* DATA SUPPLIED *
++++++

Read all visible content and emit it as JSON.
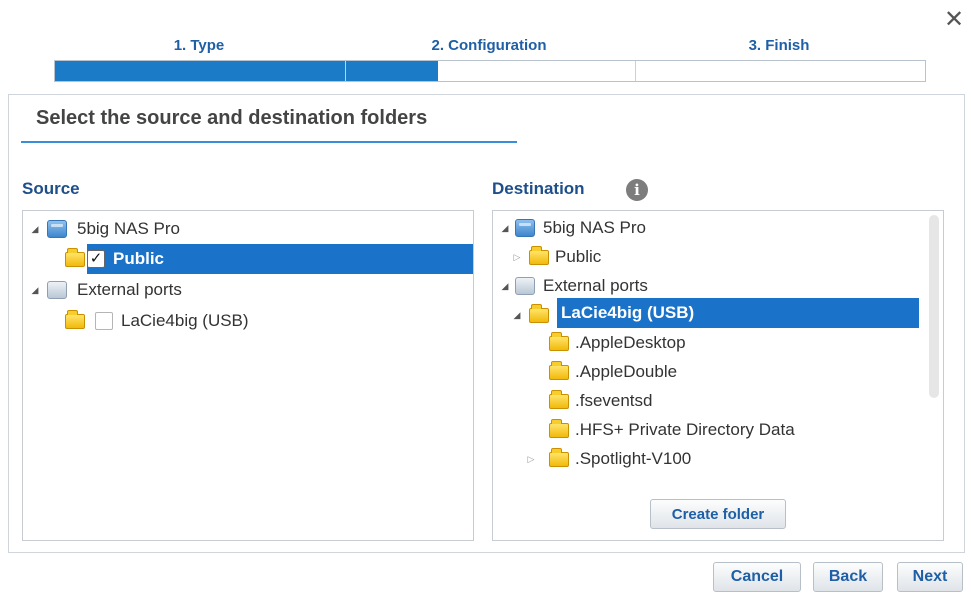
{
  "wizard": {
    "close_glyph": "✕",
    "steps": [
      {
        "label": "1. Type"
      },
      {
        "label": "2. Configuration"
      },
      {
        "label": "3. Finish"
      }
    ],
    "progress_fraction": 0.44
  },
  "panel": {
    "title": "Select the source and destination folders"
  },
  "source": {
    "label": "Source",
    "tree": {
      "nas": {
        "label": "5big NAS Pro",
        "icon": "nas-drive-icon",
        "expanded": true
      },
      "public": {
        "label": "Public",
        "icon": "folder-icon",
        "checked": true,
        "selected": true
      },
      "external": {
        "label": "External ports",
        "icon": "external-drive-icon",
        "expanded": true
      },
      "lacie": {
        "label": "LaCie4big (USB)",
        "icon": "folder-icon",
        "checked": false
      }
    }
  },
  "destination": {
    "label": "Destination",
    "info_glyph": "i",
    "tree": {
      "nas": {
        "label": "5big NAS Pro",
        "icon": "nas-drive-icon",
        "expanded": true
      },
      "public": {
        "label": "Public",
        "icon": "folder-icon",
        "expanded": false
      },
      "external": {
        "label": "External ports",
        "icon": "external-drive-icon",
        "expanded": true
      },
      "lacie": {
        "label": "LaCie4big (USB)",
        "icon": "folder-icon",
        "expanded": true,
        "selected": true
      },
      "children": [
        {
          "label": ".AppleDesktop"
        },
        {
          "label": ".AppleDouble"
        },
        {
          "label": ".fseventsd"
        },
        {
          "label": ".HFS+ Private Directory Data"
        },
        {
          "label": ".Spotlight-V100"
        }
      ]
    },
    "create_folder_label": "Create folder"
  },
  "footer": {
    "cancel_label": "Cancel",
    "back_label": "Back",
    "next_label": "Next"
  },
  "colors": {
    "accent": "#1a73c9",
    "label_blue": "#1e5fa5",
    "folder_yellow": "#f2b90a"
  }
}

++++++

* WRITTEN PROBLEM *
Retype the records exactly. Any image in them should not appear in what you write.

* TASK SOLUTION *
Read all visible content and emit it as JSON.
{
  "wizard": {
    "close_glyph": "✕",
    "steps": [
      {
        "label": "1. Type"
      },
      {
        "label": "2. Configuration"
      },
      {
        "label": "3. Finish"
      }
    ],
    "progress_fraction": 0.44
  },
  "panel": {
    "title": "Select the source and destination folders"
  },
  "source": {
    "label": "Source",
    "tree": {
      "nas": {
        "label": "5big NAS Pro",
        "icon": "nas-drive-icon",
        "expanded": true
      },
      "public": {
        "label": "Public",
        "icon": "folder-icon",
        "checked": true,
        "selected": true
      },
      "external": {
        "label": "External ports",
        "icon": "external-drive-icon",
        "expanded": true
      },
      "lacie": {
        "label": "LaCie4big (USB)",
        "icon": "folder-icon",
        "checked": false
      }
    }
  },
  "destination": {
    "label": "Destination",
    "info_glyph": "i",
    "tree": {
      "nas": {
        "label": "5big NAS Pro",
        "icon": "nas-drive-icon",
        "expanded": true
      },
      "public": {
        "label": "Public",
        "icon": "folder-icon",
        "expanded": false
      },
      "external": {
        "label": "External ports",
        "icon": "external-drive-icon",
        "expanded": true
      },
      "lacie": {
        "label": "LaCie4big (USB)",
        "icon": "folder-icon",
        "expanded": true,
        "selected": true
      },
      "children": [
        {
          "label": ".AppleDesktop"
        },
        {
          "label": ".AppleDouble"
        },
        {
          "label": ".fseventsd"
        },
        {
          "label": ".HFS+ Private Directory Data"
        },
        {
          "label": ".Spotlight-V100"
        }
      ]
    },
    "create_folder_label": "Create folder"
  },
  "footer": {
    "cancel_label": "Cancel",
    "back_label": "Back",
    "next_label": "Next"
  },
  "colors": {
    "accent": "#1a73c9",
    "label_blue": "#1e5fa5",
    "folder_yellow": "#f2b90a"
  }
}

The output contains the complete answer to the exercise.